TO BE DONE: Lines containing the word "Param" are the ones to copy from the records below.

[Excerpts from a figure dataset]
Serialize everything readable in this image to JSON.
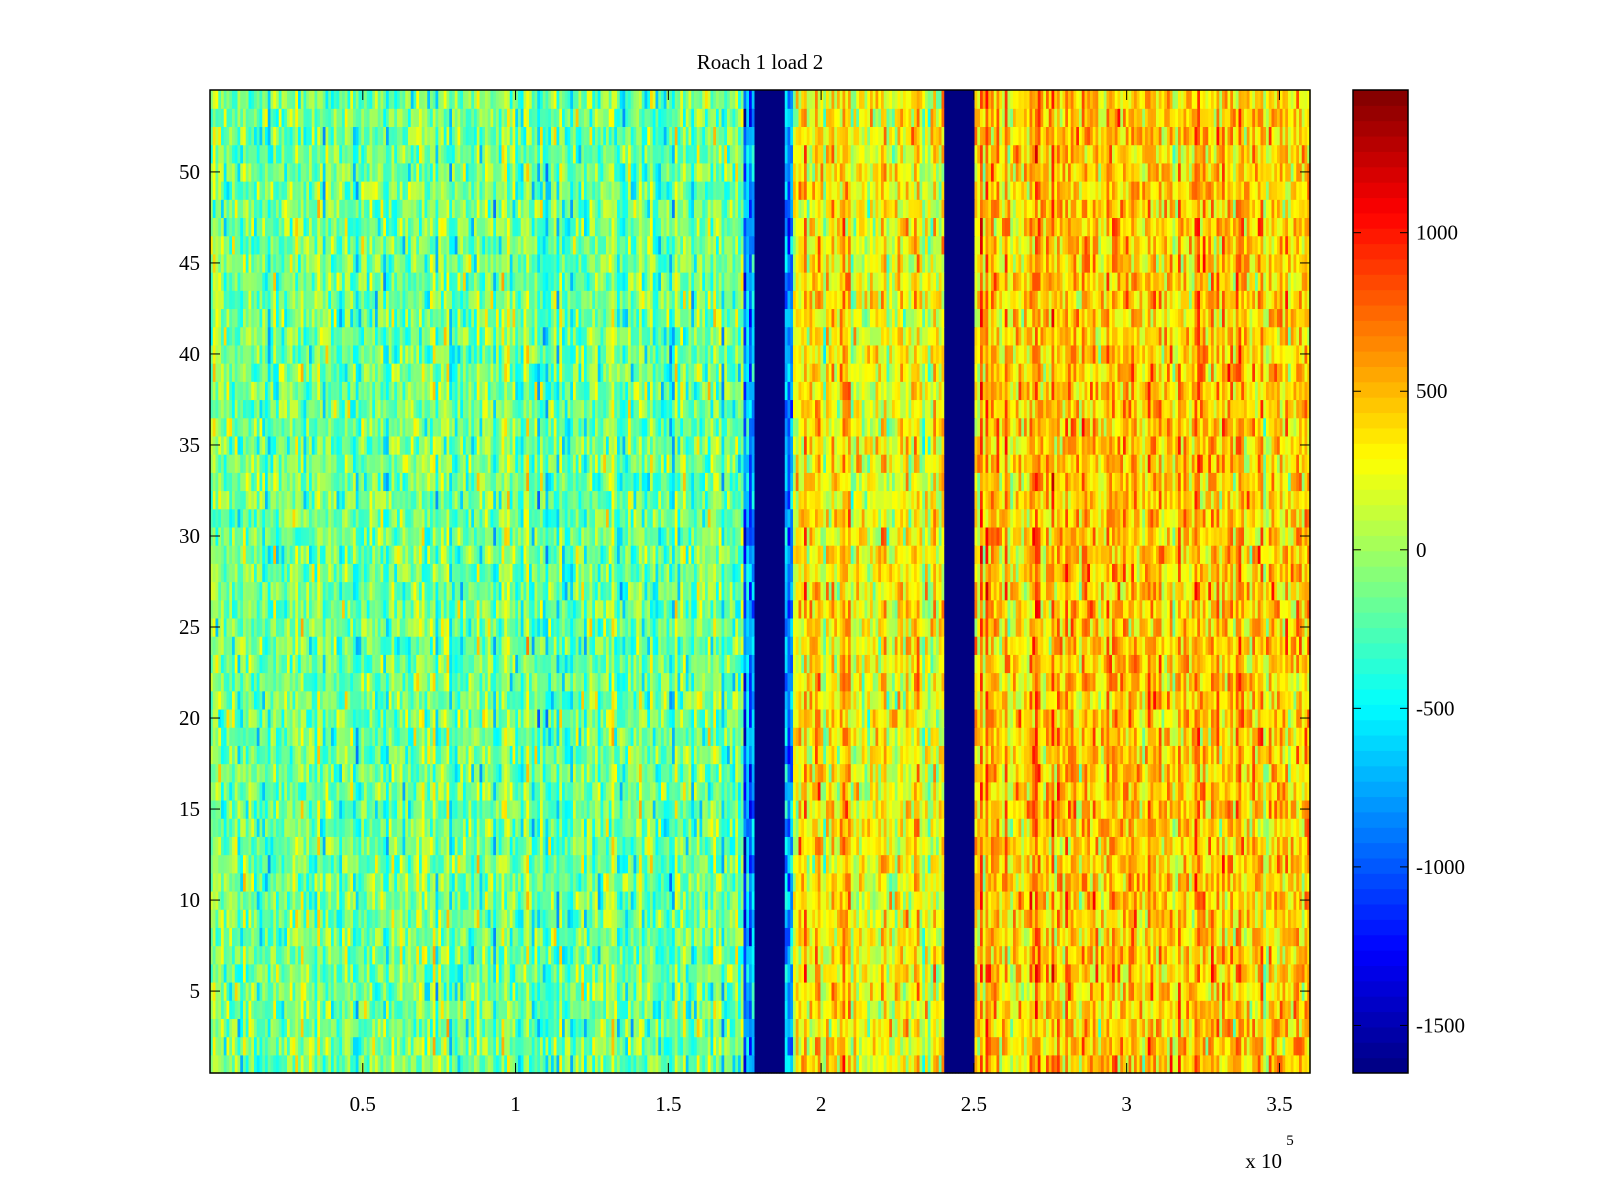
{
  "chart_data": {
    "type": "heatmap",
    "title": "Roach 1 load 2",
    "xlabel": "",
    "ylabel": "",
    "x_multiplier_label": "x 10",
    "x_multiplier_exponent": "5",
    "xlim": [
      0,
      360000
    ],
    "ylim": [
      0.5,
      54.5
    ],
    "x_ticks": [
      {
        "value": 50000,
        "label": "0.5"
      },
      {
        "value": 100000,
        "label": "1"
      },
      {
        "value": 150000,
        "label": "1.5"
      },
      {
        "value": 200000,
        "label": "2"
      },
      {
        "value": 250000,
        "label": "2.5"
      },
      {
        "value": 300000,
        "label": "3"
      },
      {
        "value": 350000,
        "label": "3.5"
      }
    ],
    "y_ticks": [
      {
        "value": 5,
        "label": "5"
      },
      {
        "value": 10,
        "label": "10"
      },
      {
        "value": 15,
        "label": "15"
      },
      {
        "value": 20,
        "label": "20"
      },
      {
        "value": 25,
        "label": "25"
      },
      {
        "value": 30,
        "label": "30"
      },
      {
        "value": 35,
        "label": "35"
      },
      {
        "value": 40,
        "label": "40"
      },
      {
        "value": 45,
        "label": "45"
      },
      {
        "value": 50,
        "label": "50"
      }
    ],
    "colorbar": {
      "colormap": "jet",
      "range": [
        -1650,
        1450
      ],
      "ticks": [
        {
          "value": 1000,
          "label": "1000"
        },
        {
          "value": 500,
          "label": "500"
        },
        {
          "value": 0,
          "label": "0"
        },
        {
          "value": -500,
          "label": "-500"
        },
        {
          "value": -1000,
          "label": "-1000"
        },
        {
          "value": -1500,
          "label": "-1500"
        }
      ]
    },
    "rows": 54,
    "column_bands": [
      {
        "x_start": 0,
        "x_end": 175000,
        "mean_value": -150
      },
      {
        "x_start": 175000,
        "x_end": 178000,
        "mean_value": -900
      },
      {
        "x_start": 178000,
        "x_end": 188000,
        "mean_value": -1650
      },
      {
        "x_start": 188000,
        "x_end": 191000,
        "mean_value": -800
      },
      {
        "x_start": 191000,
        "x_end": 240000,
        "mean_value": 300
      },
      {
        "x_start": 240000,
        "x_end": 250000,
        "mean_value": -1650
      },
      {
        "x_start": 250000,
        "x_end": 360000,
        "mean_value": 450
      }
    ],
    "grid": false,
    "legend": "colorbar-right"
  }
}
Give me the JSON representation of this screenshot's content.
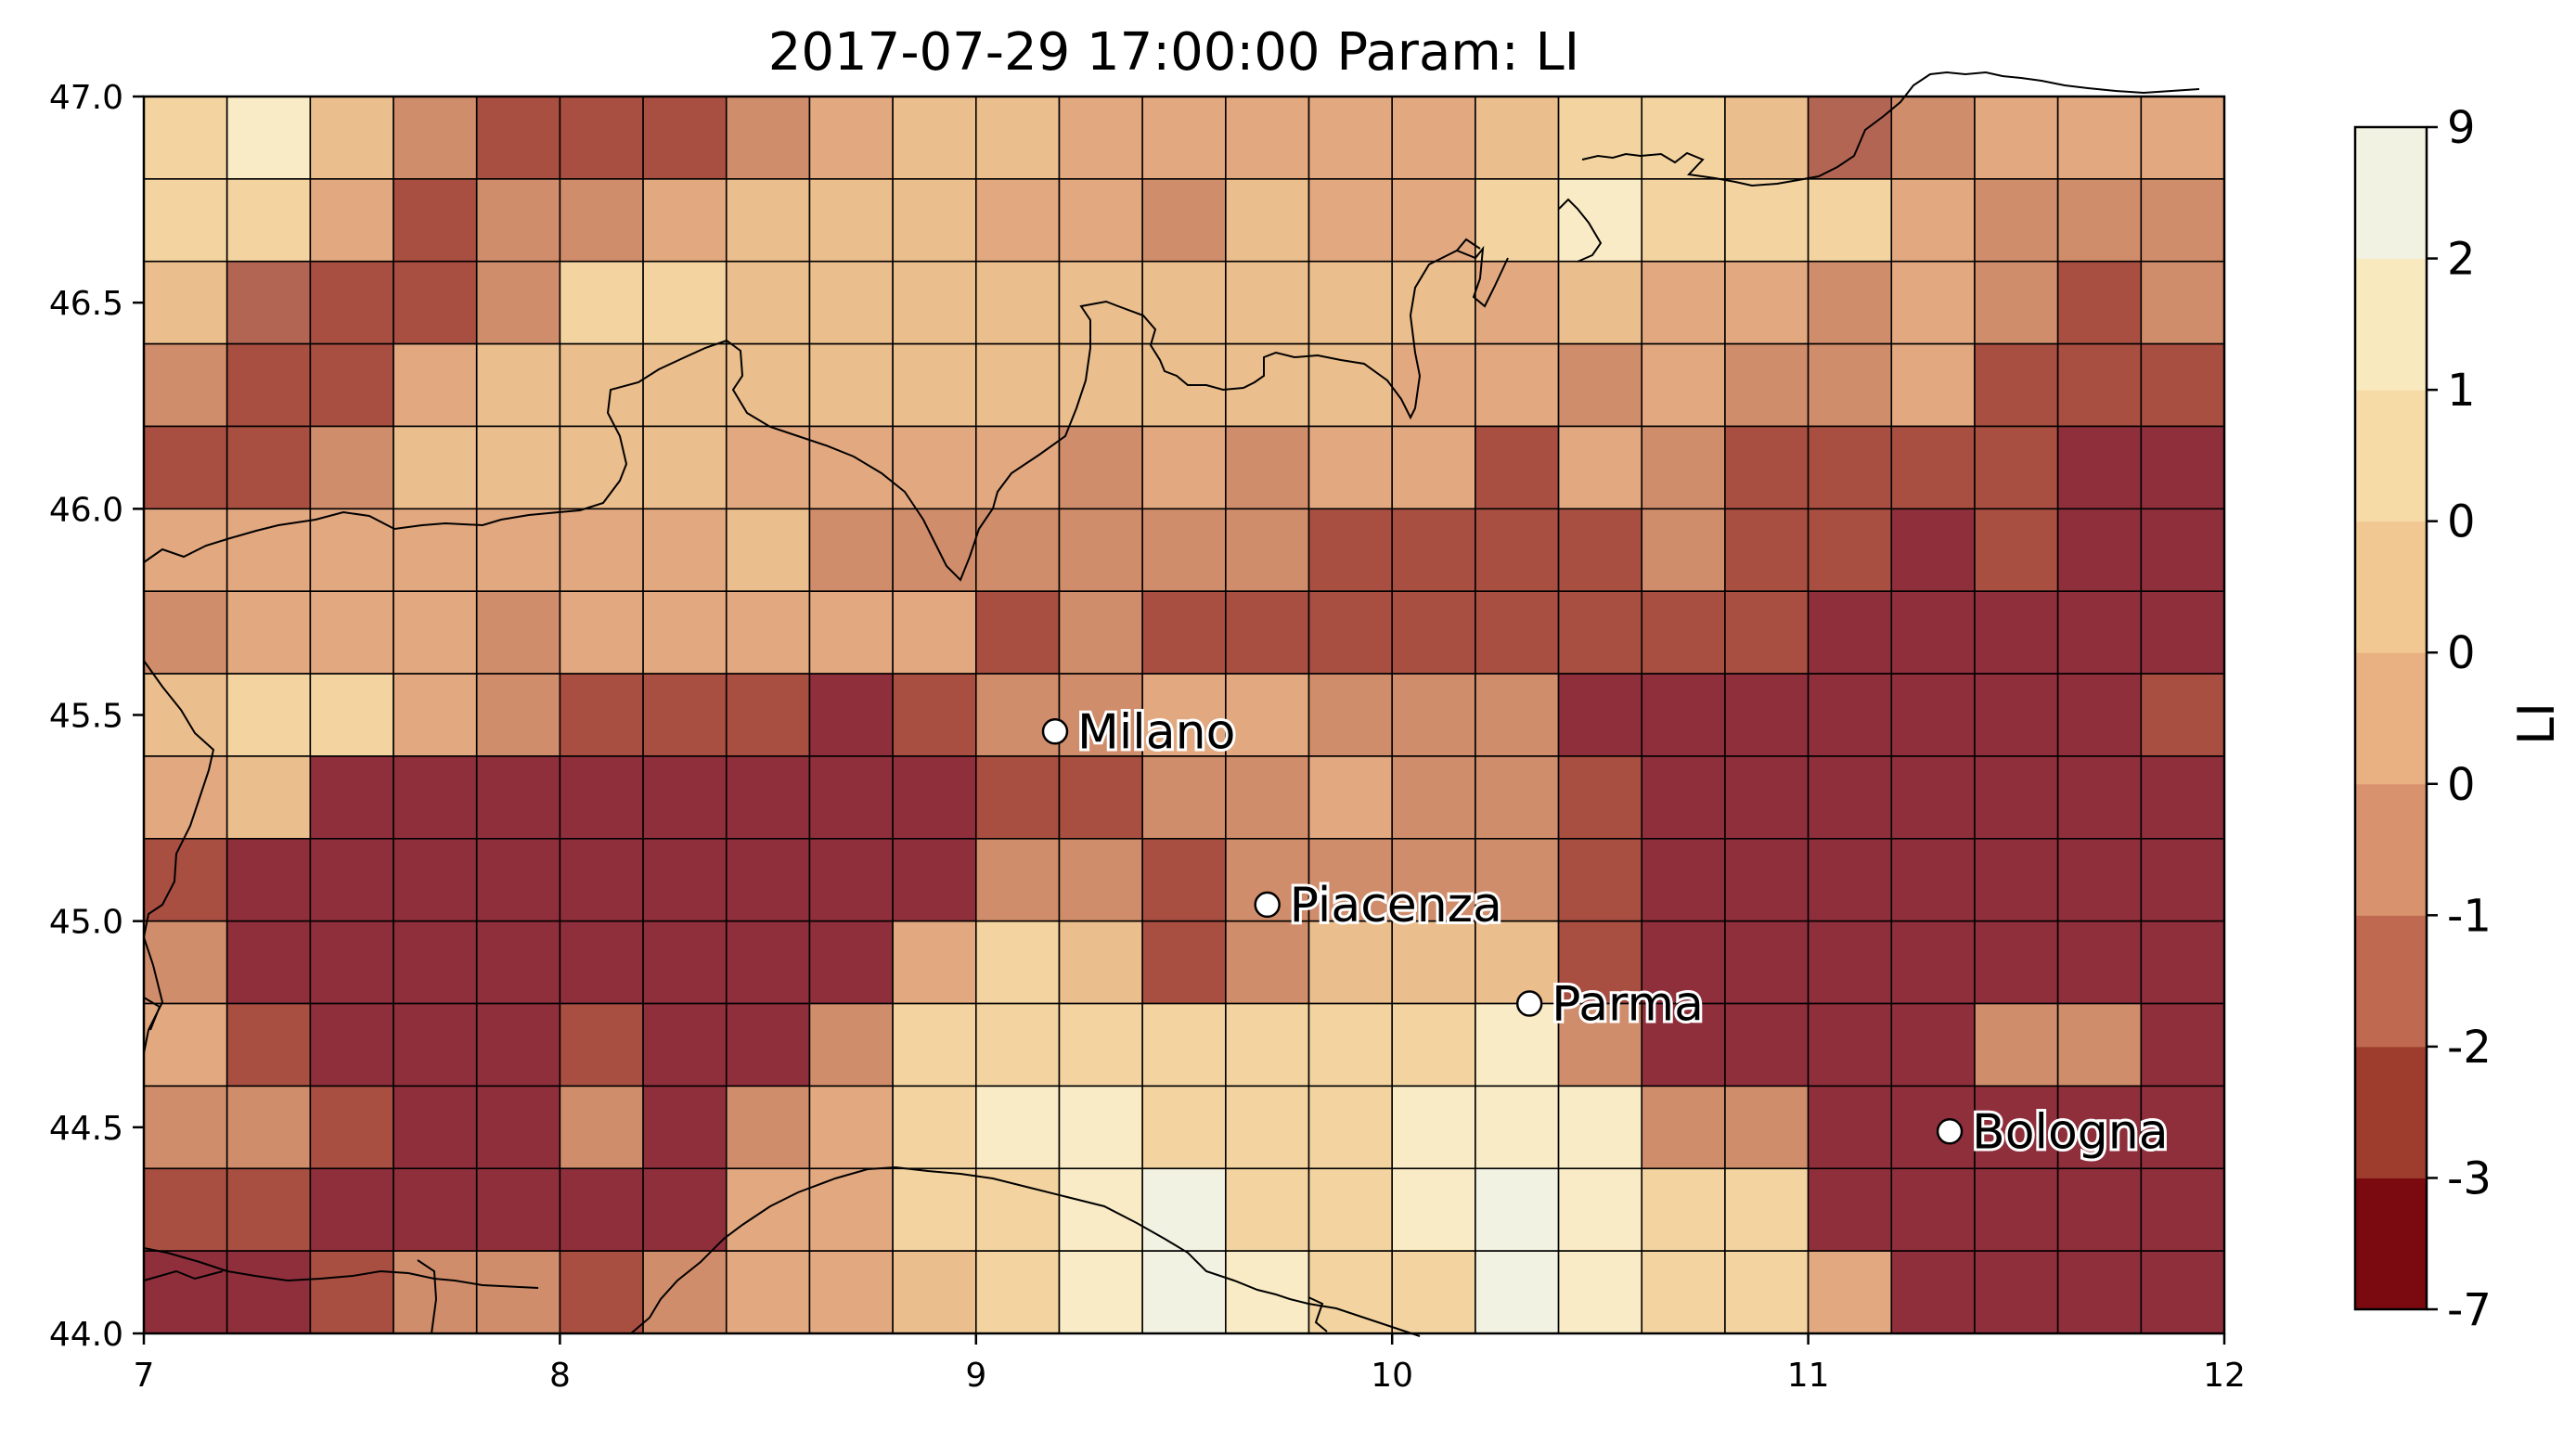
{
  "title": "2017-07-29 17:00:00 Param: LI",
  "chart_data": {
    "type": "heatmap",
    "title": "2017-07-29 17:00:00 Param: LI",
    "xlim": [
      7,
      12
    ],
    "ylim": [
      44.0,
      47.0
    ],
    "x_ticks": [
      "7",
      "8",
      "9",
      "10",
      "11",
      "12"
    ],
    "y_ticks": [
      "44.0",
      "44.5",
      "45.0",
      "45.5",
      "46.0",
      "46.5",
      "47.0"
    ],
    "colorbar": {
      "label": "LI",
      "tick_labels": [
        "-7",
        "-3",
        "-2",
        "-1",
        "0",
        "0",
        "0",
        "1",
        "2",
        "9"
      ],
      "colors": [
        "#7b0a10",
        "#9e3d2e",
        "#bf6a50",
        "#d8926d",
        "#e9b181",
        "#f1c792",
        "#f7dba6",
        "#f9e9be",
        "#f2f2e3"
      ]
    },
    "grid": {
      "lon_start": 7.0,
      "lon_step": 0.2,
      "lat_top": 47.0,
      "lat_step": 0.2,
      "note_rows_top_to_bottom": true,
      "values": [
        [
          6,
          7,
          5,
          3,
          1,
          1,
          1,
          3,
          4,
          5,
          5,
          4,
          4,
          4,
          4,
          4,
          5,
          6,
          6,
          5,
          2,
          3,
          4,
          4,
          4
        ],
        [
          6,
          6,
          4,
          1,
          3,
          3,
          4,
          5,
          5,
          5,
          4,
          4,
          3,
          5,
          4,
          4,
          6,
          7,
          6,
          6,
          6,
          4,
          3,
          3,
          3
        ],
        [
          5,
          2,
          1,
          1,
          3,
          6,
          6,
          5,
          5,
          5,
          5,
          5,
          5,
          5,
          5,
          5,
          4,
          5,
          4,
          4,
          3,
          4,
          3,
          1,
          3
        ],
        [
          3,
          1,
          1,
          4,
          5,
          5,
          5,
          5,
          5,
          5,
          5,
          5,
          5,
          5,
          5,
          4,
          4,
          3,
          4,
          3,
          3,
          4,
          1,
          1,
          1
        ],
        [
          1,
          1,
          3,
          5,
          5,
          5,
          5,
          4,
          4,
          4,
          4,
          3,
          4,
          3,
          4,
          4,
          1,
          4,
          3,
          1,
          1,
          1,
          1,
          0,
          0
        ],
        [
          4,
          4,
          4,
          4,
          4,
          4,
          4,
          5,
          3,
          3,
          3,
          3,
          3,
          3,
          1,
          1,
          1,
          1,
          3,
          1,
          1,
          0,
          1,
          0,
          0
        ],
        [
          3,
          4,
          4,
          4,
          3,
          4,
          4,
          4,
          4,
          4,
          1,
          3,
          1,
          1,
          1,
          1,
          1,
          1,
          1,
          1,
          0,
          0,
          0,
          0,
          0
        ],
        [
          5,
          6,
          6,
          4,
          3,
          1,
          1,
          1,
          0,
          1,
          3,
          3,
          4,
          4,
          3,
          3,
          3,
          0,
          0,
          0,
          0,
          0,
          0,
          0,
          1
        ],
        [
          4,
          5,
          0,
          0,
          0,
          0,
          0,
          0,
          0,
          0,
          1,
          1,
          3,
          3,
          4,
          3,
          3,
          1,
          0,
          0,
          0,
          0,
          0,
          0,
          0
        ],
        [
          1,
          0,
          0,
          0,
          0,
          0,
          0,
          0,
          0,
          0,
          3,
          3,
          1,
          3,
          3,
          3,
          3,
          1,
          0,
          0,
          0,
          0,
          0,
          0,
          0
        ],
        [
          3,
          0,
          0,
          0,
          0,
          0,
          0,
          0,
          0,
          4,
          6,
          5,
          1,
          3,
          5,
          5,
          5,
          1,
          0,
          0,
          0,
          0,
          0,
          0,
          0
        ],
        [
          4,
          1,
          0,
          0,
          0,
          1,
          0,
          0,
          3,
          6,
          6,
          6,
          6,
          6,
          6,
          6,
          7,
          3,
          0,
          0,
          0,
          0,
          3,
          3,
          0
        ],
        [
          3,
          3,
          1,
          0,
          0,
          3,
          0,
          3,
          4,
          6,
          7,
          7,
          6,
          6,
          6,
          7,
          7,
          7,
          3,
          3,
          0,
          0,
          0,
          0,
          0
        ],
        [
          1,
          1,
          0,
          0,
          0,
          0,
          0,
          4,
          4,
          6,
          6,
          7,
          8,
          6,
          6,
          7,
          8,
          7,
          6,
          6,
          0,
          0,
          0,
          0,
          0
        ],
        [
          0,
          0,
          1,
          3,
          3,
          1,
          3,
          4,
          4,
          5,
          6,
          7,
          8,
          7,
          6,
          6,
          8,
          7,
          6,
          6,
          4,
          0,
          0,
          0,
          0
        ]
      ]
    },
    "cities": [
      {
        "name": "Milano",
        "lon": 9.19,
        "lat": 45.46
      },
      {
        "name": "Piacenza",
        "lon": 9.7,
        "lat": 45.04
      },
      {
        "name": "Parma",
        "lon": 10.33,
        "lat": 44.8
      },
      {
        "name": "Bologna",
        "lon": 11.34,
        "lat": 44.49
      }
    ]
  }
}
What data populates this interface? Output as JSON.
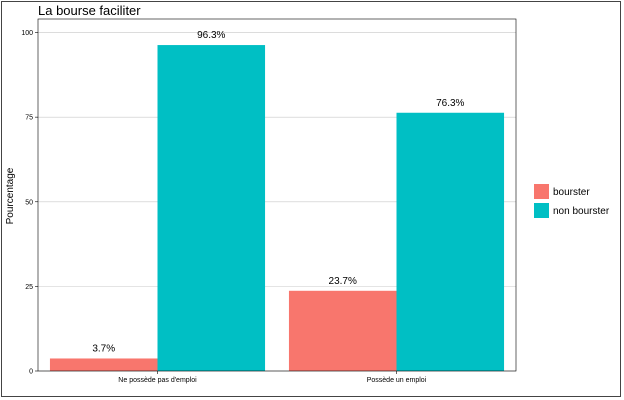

RESPONSE TO THIS TASK:
  "title": "2017-07-29 17:00:00 Param: LI",
    "title": "2017-07-29 17:00:00 Param: LI",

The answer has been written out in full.